Pull out every line below containing the word "wenden".

═══ Supplied data ═══

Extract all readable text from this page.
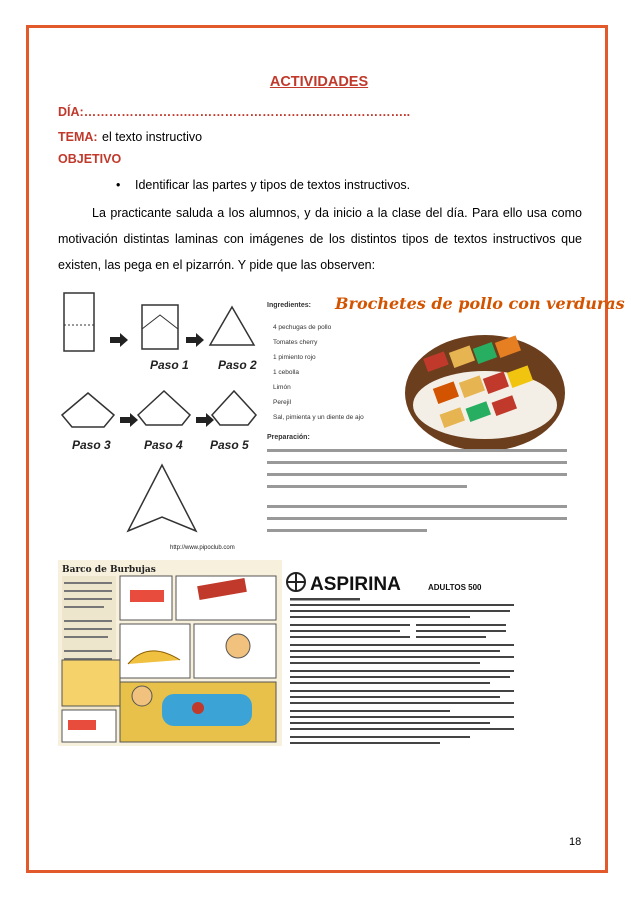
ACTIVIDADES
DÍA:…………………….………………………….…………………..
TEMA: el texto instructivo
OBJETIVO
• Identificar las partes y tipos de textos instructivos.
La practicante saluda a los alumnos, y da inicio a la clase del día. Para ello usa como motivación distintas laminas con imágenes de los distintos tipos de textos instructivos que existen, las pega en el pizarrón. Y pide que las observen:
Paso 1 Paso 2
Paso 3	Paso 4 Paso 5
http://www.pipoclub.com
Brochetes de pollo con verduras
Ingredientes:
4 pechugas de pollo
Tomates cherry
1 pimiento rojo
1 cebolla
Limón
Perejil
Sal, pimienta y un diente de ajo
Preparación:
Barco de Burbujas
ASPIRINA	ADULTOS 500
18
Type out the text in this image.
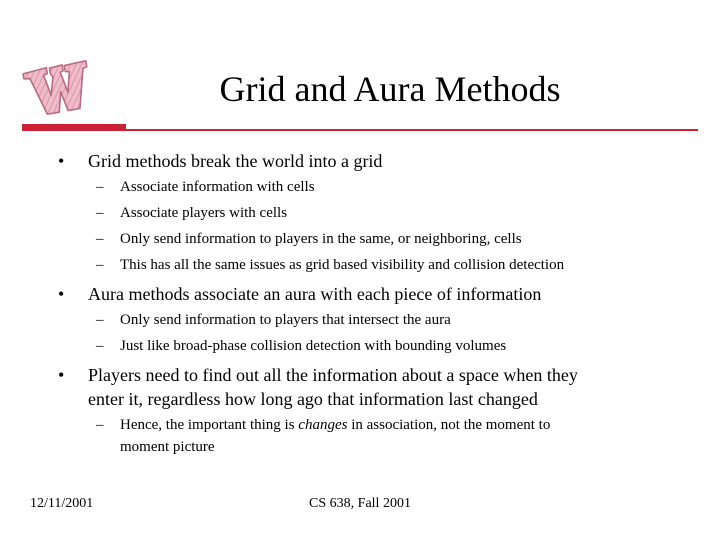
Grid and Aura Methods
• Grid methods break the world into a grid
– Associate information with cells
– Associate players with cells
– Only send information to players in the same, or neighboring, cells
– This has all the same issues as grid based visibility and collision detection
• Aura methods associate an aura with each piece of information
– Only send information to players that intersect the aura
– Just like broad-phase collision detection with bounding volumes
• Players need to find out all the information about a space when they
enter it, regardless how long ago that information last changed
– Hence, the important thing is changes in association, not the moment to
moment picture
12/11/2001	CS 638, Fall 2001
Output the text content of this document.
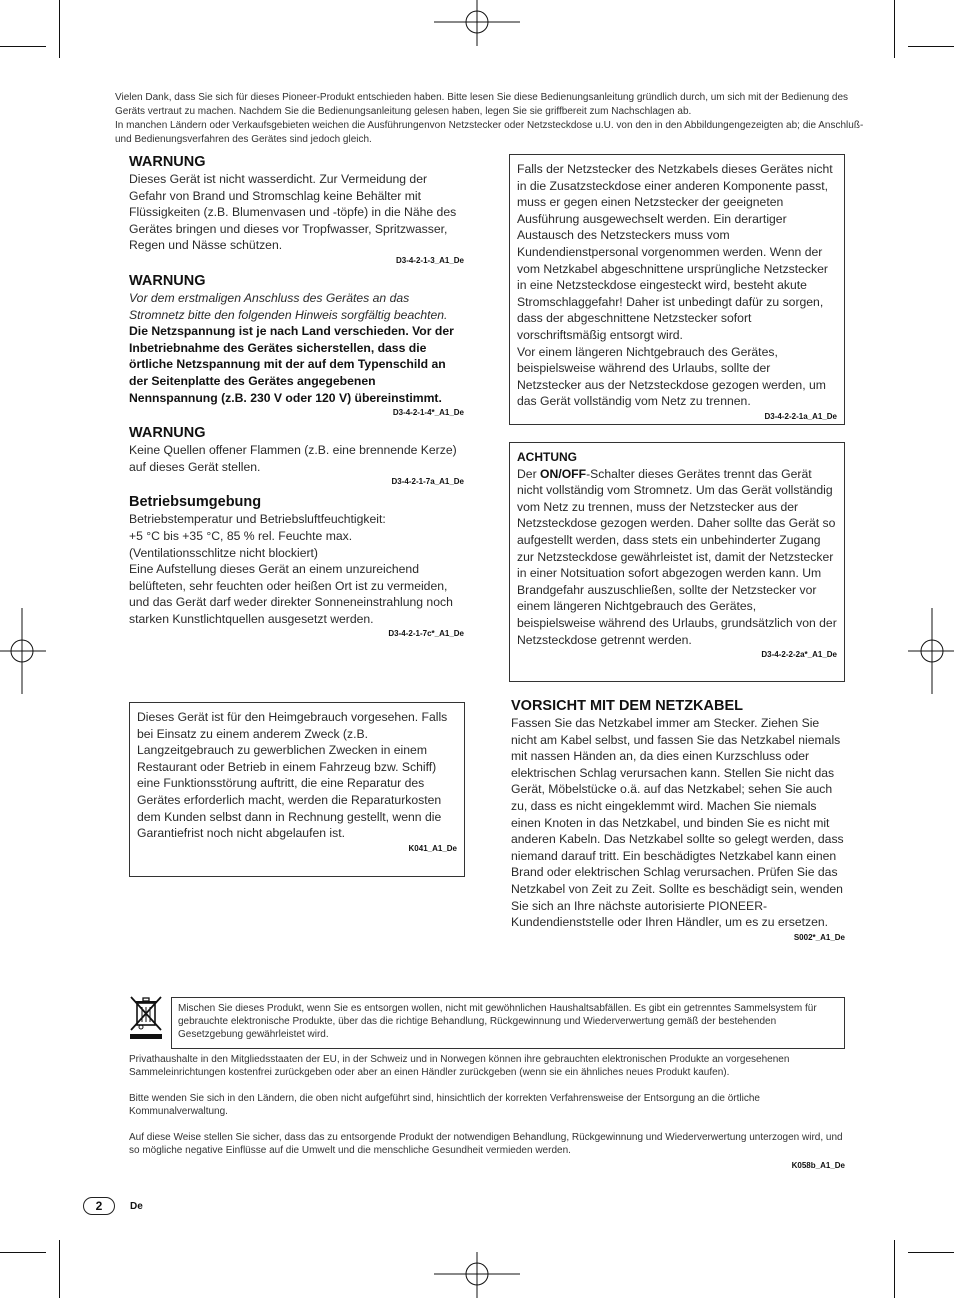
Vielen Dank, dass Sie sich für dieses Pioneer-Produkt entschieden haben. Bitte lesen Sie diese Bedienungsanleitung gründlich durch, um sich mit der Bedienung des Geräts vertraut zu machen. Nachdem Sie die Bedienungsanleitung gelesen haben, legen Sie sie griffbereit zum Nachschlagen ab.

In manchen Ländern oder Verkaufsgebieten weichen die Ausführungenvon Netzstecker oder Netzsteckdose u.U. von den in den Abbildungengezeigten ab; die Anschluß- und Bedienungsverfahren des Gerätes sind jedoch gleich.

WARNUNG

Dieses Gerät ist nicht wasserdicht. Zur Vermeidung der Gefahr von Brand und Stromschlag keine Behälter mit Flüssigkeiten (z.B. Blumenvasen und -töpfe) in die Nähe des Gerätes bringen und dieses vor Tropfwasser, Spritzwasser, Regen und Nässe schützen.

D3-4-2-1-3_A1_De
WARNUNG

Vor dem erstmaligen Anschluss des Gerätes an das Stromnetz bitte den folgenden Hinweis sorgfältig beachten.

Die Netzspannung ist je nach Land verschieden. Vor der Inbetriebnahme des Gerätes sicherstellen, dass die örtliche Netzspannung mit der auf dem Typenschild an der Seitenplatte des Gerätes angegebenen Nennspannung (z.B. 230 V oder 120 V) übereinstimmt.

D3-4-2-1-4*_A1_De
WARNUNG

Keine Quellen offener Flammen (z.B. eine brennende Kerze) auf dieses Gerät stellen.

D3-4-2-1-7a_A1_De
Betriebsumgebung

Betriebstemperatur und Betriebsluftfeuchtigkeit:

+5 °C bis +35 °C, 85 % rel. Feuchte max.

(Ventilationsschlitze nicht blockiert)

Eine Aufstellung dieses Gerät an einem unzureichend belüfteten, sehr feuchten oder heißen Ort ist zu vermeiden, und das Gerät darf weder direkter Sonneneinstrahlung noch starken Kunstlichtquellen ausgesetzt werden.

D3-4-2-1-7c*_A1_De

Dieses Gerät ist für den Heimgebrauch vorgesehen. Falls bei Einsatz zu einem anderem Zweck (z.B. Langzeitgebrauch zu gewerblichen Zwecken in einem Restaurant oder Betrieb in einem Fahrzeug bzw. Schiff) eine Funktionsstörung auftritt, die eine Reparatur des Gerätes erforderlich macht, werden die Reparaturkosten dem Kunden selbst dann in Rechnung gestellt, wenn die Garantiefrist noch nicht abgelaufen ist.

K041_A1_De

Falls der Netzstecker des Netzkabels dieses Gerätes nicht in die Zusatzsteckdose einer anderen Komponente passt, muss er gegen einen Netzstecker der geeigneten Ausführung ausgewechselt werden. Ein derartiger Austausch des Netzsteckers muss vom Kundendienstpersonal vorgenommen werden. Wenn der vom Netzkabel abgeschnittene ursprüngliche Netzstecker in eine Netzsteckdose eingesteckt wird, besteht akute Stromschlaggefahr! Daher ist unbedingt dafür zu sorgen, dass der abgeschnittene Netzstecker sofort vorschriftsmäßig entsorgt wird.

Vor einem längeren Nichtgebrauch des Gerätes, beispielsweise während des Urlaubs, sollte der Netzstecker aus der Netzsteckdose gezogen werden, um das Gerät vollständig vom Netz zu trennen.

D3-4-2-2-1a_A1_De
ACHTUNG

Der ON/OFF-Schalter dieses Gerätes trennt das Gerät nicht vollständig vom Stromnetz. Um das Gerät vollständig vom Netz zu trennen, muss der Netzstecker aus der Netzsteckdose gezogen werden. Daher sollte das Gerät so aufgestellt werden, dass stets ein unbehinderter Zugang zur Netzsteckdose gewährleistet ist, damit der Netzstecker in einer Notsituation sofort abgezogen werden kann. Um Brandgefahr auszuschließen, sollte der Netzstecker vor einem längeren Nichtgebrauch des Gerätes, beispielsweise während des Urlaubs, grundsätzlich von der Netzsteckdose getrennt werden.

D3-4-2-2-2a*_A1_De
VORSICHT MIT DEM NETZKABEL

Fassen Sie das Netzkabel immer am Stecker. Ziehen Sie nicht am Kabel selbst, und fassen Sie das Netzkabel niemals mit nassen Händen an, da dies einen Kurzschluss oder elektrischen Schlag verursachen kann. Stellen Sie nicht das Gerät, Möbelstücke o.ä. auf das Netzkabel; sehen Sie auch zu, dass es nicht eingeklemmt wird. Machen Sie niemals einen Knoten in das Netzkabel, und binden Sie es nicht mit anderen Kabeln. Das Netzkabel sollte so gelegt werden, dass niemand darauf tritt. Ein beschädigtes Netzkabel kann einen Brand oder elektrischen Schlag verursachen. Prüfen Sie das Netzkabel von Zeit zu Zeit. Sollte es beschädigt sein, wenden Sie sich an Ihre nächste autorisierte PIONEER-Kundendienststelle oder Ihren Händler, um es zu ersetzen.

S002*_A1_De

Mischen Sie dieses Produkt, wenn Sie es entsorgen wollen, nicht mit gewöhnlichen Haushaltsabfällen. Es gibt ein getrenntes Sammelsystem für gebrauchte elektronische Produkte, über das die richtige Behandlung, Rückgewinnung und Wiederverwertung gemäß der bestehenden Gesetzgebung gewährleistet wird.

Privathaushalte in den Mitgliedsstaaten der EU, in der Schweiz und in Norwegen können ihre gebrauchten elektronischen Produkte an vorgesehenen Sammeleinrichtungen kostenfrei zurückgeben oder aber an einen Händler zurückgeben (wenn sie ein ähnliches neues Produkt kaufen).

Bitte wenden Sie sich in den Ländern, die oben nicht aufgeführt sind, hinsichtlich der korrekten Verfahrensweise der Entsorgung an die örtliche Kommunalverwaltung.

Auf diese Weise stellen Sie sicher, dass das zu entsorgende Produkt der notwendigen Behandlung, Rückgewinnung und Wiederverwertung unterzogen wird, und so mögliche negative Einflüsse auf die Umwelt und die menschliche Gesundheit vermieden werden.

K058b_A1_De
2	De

═══
═══ Supplied data ═══

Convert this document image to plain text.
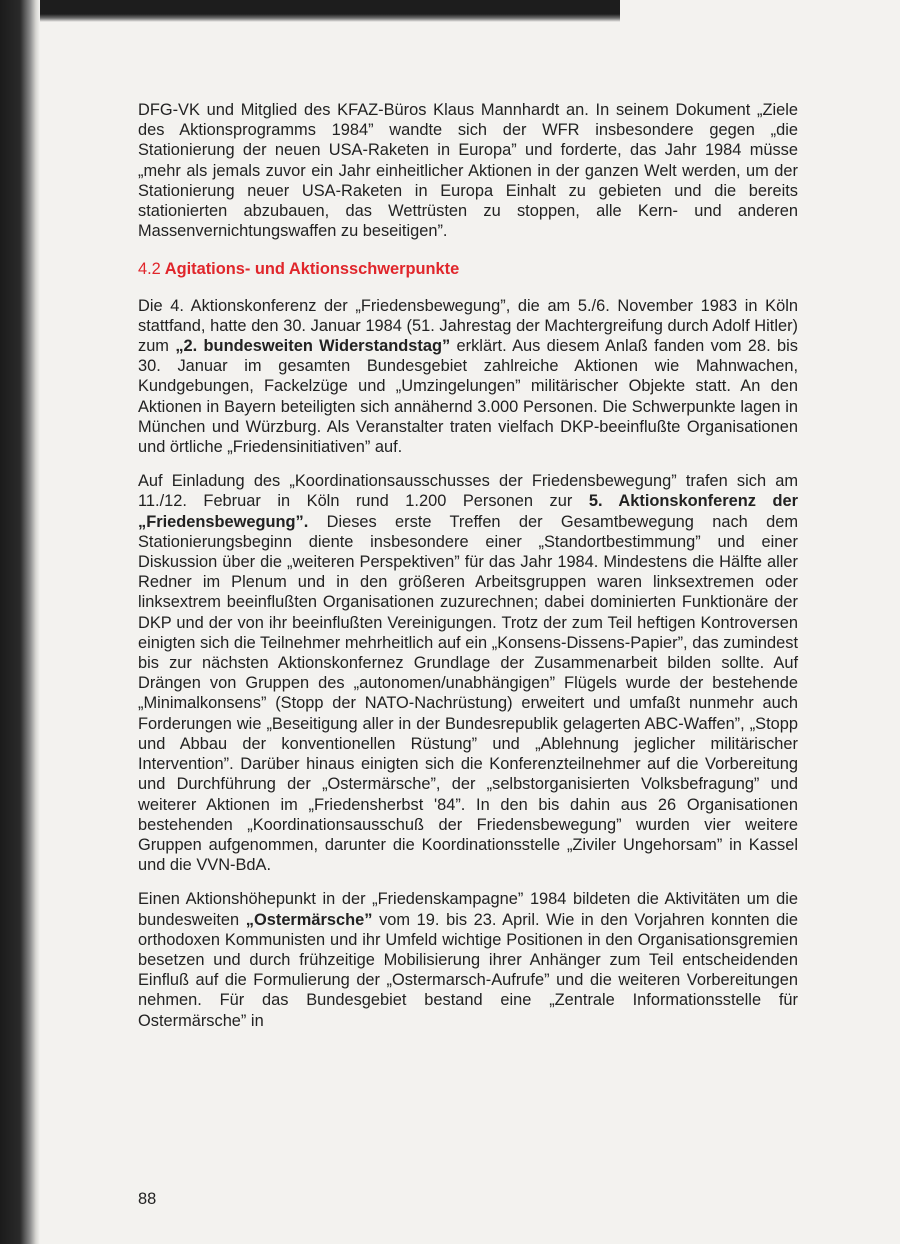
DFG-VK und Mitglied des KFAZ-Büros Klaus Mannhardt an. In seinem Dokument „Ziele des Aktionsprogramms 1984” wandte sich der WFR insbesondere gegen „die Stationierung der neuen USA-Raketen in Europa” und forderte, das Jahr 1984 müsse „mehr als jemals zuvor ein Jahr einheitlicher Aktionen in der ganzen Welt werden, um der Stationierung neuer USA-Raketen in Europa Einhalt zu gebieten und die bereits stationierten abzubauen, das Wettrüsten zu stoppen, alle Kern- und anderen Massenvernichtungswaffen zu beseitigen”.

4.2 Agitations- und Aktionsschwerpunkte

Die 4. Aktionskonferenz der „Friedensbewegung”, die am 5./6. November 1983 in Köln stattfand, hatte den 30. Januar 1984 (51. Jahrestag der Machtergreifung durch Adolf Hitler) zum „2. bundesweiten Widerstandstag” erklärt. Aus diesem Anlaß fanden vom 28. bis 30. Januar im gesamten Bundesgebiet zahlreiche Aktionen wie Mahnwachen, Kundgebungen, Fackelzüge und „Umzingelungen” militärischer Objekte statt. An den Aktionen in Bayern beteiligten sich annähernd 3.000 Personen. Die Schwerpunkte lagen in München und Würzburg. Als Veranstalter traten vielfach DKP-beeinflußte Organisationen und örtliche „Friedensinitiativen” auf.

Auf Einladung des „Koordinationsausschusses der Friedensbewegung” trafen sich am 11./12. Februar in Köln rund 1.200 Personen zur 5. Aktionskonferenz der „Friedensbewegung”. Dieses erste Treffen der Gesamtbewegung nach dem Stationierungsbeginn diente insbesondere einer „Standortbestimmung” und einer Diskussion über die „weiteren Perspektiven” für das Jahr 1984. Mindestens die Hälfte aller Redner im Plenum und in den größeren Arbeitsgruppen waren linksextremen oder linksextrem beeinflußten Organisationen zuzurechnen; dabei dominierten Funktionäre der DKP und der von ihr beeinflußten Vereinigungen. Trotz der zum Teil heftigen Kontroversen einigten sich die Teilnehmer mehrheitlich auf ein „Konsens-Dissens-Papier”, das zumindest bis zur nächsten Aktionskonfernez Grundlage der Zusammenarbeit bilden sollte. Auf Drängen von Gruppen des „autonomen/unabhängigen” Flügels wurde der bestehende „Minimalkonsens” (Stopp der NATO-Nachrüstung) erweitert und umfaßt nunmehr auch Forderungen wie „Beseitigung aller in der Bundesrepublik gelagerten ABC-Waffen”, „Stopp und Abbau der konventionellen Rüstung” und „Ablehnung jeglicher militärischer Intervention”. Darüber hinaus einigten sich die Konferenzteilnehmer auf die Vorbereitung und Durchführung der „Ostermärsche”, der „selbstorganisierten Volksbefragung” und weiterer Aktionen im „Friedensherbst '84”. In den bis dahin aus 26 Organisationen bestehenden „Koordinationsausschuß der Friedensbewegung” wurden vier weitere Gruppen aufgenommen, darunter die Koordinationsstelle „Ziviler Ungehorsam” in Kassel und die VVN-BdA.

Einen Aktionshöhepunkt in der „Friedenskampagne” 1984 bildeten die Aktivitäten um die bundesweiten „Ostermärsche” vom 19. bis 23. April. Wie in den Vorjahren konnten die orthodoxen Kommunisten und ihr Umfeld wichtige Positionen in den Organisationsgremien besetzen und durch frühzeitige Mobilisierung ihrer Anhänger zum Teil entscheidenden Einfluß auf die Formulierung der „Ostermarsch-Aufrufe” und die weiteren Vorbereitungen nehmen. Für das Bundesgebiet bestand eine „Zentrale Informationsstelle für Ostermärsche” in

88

═══
═══ Supplied data ═══

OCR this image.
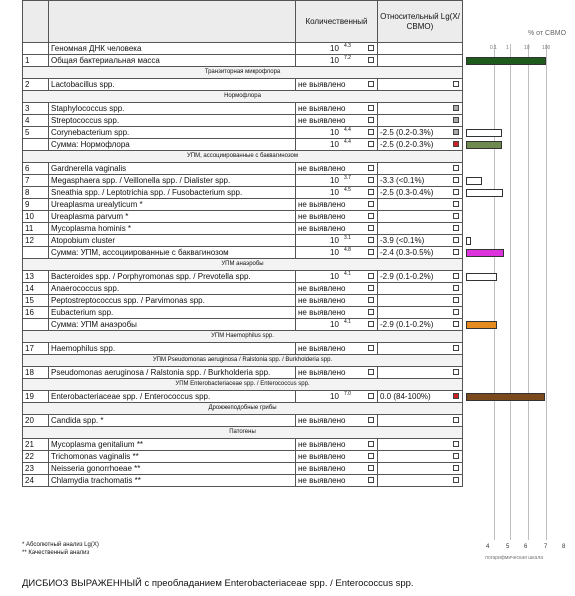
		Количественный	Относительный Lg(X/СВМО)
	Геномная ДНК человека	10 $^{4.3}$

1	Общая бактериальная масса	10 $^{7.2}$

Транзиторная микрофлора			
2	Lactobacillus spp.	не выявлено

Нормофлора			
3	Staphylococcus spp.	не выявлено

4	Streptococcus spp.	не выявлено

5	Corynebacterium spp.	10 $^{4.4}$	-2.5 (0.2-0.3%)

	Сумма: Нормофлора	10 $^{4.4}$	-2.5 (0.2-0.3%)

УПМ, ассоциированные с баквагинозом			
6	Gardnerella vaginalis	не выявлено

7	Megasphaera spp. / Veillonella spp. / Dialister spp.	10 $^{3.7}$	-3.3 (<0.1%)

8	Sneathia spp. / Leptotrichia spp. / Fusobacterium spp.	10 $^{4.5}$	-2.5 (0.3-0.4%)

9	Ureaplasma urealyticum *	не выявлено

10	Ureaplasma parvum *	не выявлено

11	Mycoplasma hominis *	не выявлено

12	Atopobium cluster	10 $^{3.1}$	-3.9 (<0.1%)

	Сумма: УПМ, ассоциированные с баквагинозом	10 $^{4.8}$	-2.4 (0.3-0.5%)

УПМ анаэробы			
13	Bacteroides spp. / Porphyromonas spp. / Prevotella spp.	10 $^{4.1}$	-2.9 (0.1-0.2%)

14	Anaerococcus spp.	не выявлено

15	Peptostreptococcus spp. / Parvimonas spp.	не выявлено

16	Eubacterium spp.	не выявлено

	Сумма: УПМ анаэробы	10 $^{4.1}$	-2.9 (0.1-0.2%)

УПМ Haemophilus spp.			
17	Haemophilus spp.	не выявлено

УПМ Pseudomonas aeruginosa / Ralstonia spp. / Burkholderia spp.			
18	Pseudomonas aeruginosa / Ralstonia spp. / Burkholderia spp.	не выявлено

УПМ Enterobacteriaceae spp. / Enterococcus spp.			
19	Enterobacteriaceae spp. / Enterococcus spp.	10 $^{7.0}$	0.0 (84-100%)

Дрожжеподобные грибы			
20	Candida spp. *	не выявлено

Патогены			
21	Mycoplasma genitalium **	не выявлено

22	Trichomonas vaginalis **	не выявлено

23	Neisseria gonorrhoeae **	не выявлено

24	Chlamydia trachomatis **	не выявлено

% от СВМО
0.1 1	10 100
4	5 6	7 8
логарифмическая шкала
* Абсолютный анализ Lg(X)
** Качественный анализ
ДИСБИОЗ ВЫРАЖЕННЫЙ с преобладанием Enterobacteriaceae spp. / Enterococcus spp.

═══

* [Answer box]:
Fassen Sie das Netzkabel immer am Stecker. Ziehen Sie nicht am Kabel selbst, und fassen Sie das Netzkabel niemals mit nassen Händen an, da dies einen Kurzschluss oder elektrischen Schlag verursachen kann. Stellen Sie nicht das Gerät, Möbelstücke o.ä. auf das Netzkabel; sehen Sie auch zu, dass es nicht eingeklemmt wird. Machen Sie niemals einen Knoten in das Netzkabel, und binden Sie es nicht mit anderen Kabeln. Das Netzkabel sollte so gelegt werden, dass niemand darauf tritt. Ein beschädigtes Netzkabel kann einen Brand oder elektrischen Schlag verursachen. Prüfen Sie das Netzkabel von Zeit zu Zeit. Sollte es beschädigt sein, wenden Sie sich an Ihre nächste autorisierte PIONEER-Kundendienststelle oder Ihren Händler, um es zu ersetzen.
Bitte wenden Sie sich in den Ländern, die oben nicht aufgeführt sind, hinsichtlich der korrekten Verfahrensweise der Entsorgung an die örtliche Kommunalverwaltung.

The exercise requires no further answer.